>> START Record extracts

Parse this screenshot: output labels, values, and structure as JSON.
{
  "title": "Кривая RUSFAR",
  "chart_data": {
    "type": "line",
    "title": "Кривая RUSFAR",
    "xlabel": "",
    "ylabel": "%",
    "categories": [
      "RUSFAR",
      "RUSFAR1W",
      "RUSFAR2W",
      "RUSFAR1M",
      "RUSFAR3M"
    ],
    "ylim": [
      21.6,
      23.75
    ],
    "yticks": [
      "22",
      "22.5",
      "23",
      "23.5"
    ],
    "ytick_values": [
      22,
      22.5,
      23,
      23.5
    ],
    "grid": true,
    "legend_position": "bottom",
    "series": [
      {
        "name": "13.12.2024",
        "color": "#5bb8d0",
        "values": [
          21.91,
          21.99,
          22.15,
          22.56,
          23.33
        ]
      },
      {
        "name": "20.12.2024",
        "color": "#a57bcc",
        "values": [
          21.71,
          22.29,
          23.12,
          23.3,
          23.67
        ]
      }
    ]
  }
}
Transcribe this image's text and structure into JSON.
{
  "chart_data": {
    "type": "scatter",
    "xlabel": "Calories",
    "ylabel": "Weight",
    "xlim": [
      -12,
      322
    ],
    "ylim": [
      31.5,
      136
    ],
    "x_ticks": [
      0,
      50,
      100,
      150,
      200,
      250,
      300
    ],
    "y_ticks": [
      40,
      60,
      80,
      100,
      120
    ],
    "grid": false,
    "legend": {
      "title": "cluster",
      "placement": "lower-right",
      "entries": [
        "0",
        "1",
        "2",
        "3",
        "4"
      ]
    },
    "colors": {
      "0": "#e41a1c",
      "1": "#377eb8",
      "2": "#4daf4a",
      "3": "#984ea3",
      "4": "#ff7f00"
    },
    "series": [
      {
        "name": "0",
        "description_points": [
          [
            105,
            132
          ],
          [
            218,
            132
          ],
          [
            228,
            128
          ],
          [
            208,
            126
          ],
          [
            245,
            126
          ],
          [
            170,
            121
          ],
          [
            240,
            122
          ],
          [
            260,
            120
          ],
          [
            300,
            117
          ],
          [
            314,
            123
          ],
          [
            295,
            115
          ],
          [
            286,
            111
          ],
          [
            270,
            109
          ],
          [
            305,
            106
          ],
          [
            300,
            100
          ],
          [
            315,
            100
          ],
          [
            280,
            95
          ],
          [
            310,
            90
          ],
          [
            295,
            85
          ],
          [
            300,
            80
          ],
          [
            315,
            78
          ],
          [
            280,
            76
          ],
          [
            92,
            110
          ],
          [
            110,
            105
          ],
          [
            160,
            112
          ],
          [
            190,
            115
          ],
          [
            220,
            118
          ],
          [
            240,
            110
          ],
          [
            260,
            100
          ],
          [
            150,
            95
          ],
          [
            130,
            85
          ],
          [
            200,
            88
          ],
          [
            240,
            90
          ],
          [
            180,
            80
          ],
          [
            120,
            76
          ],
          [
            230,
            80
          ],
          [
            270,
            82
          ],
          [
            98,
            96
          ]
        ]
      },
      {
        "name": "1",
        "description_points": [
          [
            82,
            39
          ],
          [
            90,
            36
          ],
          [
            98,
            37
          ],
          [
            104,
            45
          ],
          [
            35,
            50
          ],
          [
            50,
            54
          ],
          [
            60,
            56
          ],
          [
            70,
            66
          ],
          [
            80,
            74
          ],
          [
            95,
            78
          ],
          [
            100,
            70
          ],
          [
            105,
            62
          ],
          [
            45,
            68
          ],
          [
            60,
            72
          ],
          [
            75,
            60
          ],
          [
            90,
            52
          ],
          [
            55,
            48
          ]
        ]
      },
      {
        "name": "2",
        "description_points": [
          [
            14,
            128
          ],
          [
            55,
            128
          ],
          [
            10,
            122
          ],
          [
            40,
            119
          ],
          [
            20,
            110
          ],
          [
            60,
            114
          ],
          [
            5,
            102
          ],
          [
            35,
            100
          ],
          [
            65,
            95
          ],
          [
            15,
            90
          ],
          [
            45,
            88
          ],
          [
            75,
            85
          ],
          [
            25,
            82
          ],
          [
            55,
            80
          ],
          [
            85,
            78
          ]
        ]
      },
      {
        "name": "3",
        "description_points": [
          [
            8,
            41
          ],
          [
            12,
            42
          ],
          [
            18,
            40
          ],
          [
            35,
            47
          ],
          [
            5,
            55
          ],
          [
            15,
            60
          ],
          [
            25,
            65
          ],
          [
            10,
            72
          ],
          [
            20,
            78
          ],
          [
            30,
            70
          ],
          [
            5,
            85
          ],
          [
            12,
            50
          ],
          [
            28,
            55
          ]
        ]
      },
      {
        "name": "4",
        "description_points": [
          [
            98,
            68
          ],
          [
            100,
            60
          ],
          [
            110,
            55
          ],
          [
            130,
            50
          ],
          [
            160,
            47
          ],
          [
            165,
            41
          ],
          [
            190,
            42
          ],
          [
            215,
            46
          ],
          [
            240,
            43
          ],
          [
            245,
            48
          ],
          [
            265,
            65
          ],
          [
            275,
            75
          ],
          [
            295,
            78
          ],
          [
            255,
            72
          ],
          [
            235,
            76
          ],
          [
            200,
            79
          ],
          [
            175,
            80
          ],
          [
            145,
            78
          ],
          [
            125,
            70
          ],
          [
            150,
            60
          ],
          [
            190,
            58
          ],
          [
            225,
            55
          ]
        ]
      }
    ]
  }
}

>> END Record extracts

* Task *
Search the listing above for the string "name". Copy every line that contains it.

* Written response *
        "name": "13.12.2024",
        "name": "20.12.2024",
        "name": "0",
        "name": "1",
        "name": "2",
        "name": "3",
        "name": "4",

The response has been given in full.